INSTRUCTION :: Copy every line in which the string "物流体验" occurs.

EXTRACTED DATA ::
· · · ·
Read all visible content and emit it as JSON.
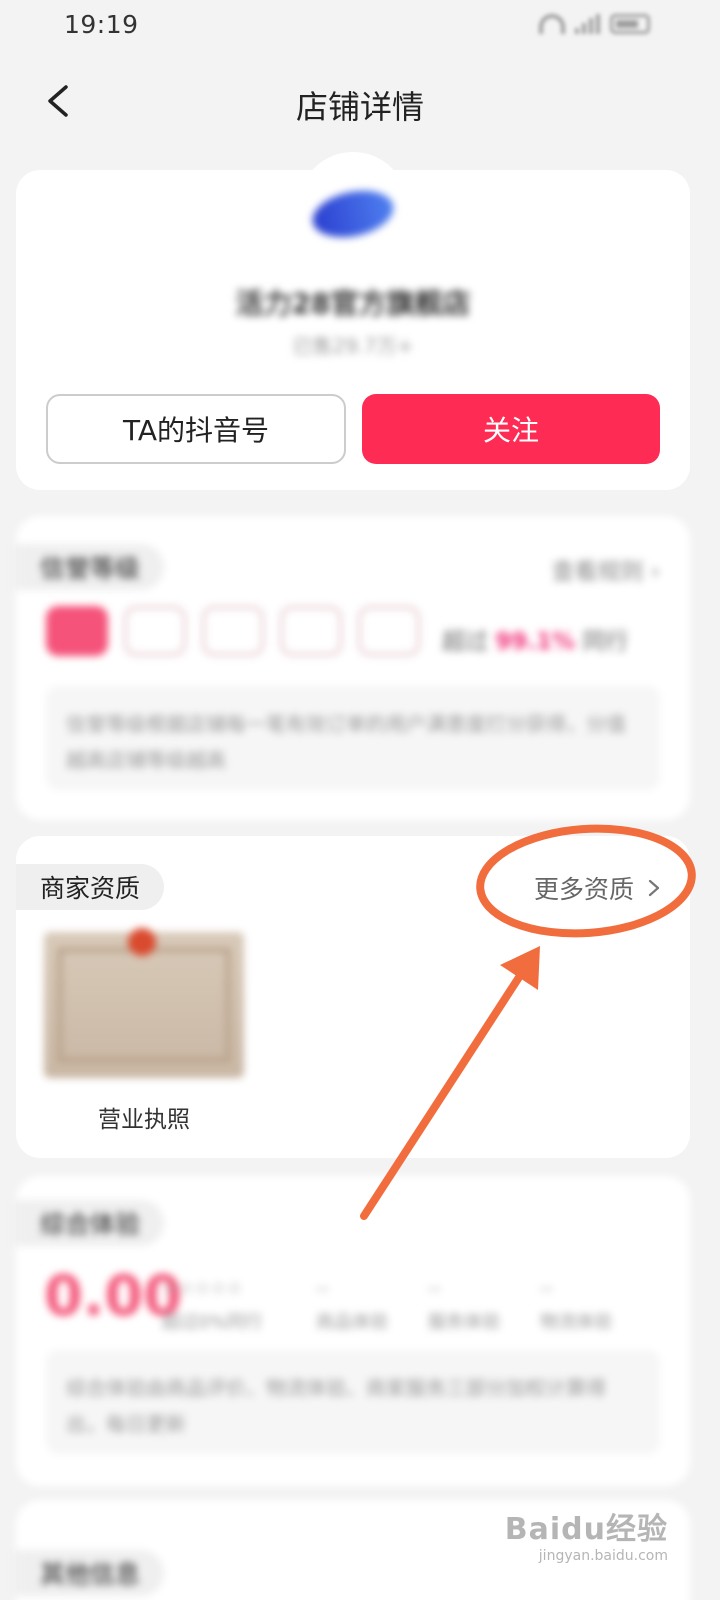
{
  "status_bar": {
    "time": "19:19"
  },
  "nav": {
    "title": "店铺详情"
  },
  "store": {
    "name": "活力28官方旗舰店",
    "sold": "已售29.7万+",
    "douyin_button": "TA的抖音号",
    "follow_button": "关注"
  },
  "credit": {
    "title": "信誉等级",
    "rule_link": "查看规则",
    "exceed_prefix": "超过",
    "exceed_pct": "99.1%",
    "exceed_suffix": "同行",
    "description": "信誉等级根据店铺每一笔有效订单的用户满意度打分获得，分值越高店铺等级越高",
    "badge_level": 1,
    "badge_total": 5
  },
  "merchant": {
    "title": "商家资质",
    "more_link": "更多资质",
    "license_label": "营业执照"
  },
  "experience": {
    "title": "综合体验",
    "score": "0.00",
    "columns": [
      {
        "value": "☆☆☆☆☆",
        "label": "超过0%同行"
      },
      {
        "value": "--",
        "label": "商品体验"
      },
      {
        "value": "--",
        "label": "服务体验"
      },
      {
        "value": "--",
        "label": "物流体验"
      }
    ],
    "description": "综合体验由商品评价、物流体验、商家服务三部分加权计算得出，每日更新"
  },
  "other": {
    "title": "其他信息"
  },
  "watermark": {
    "logo": "Baidu经验",
    "url": "jingyan.baidu.com"
  },
  "colors": {
    "follow": "#fe2c55",
    "annotation": "#f26d3d",
    "accent_pink": "#f0347a"
  }
}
· · · ·
TASK SOLUTION ::
        "label": "物流体验"
    "description": "综合体验由商品评价、物流体验、商家服务三部分加权计算得出，每日更新"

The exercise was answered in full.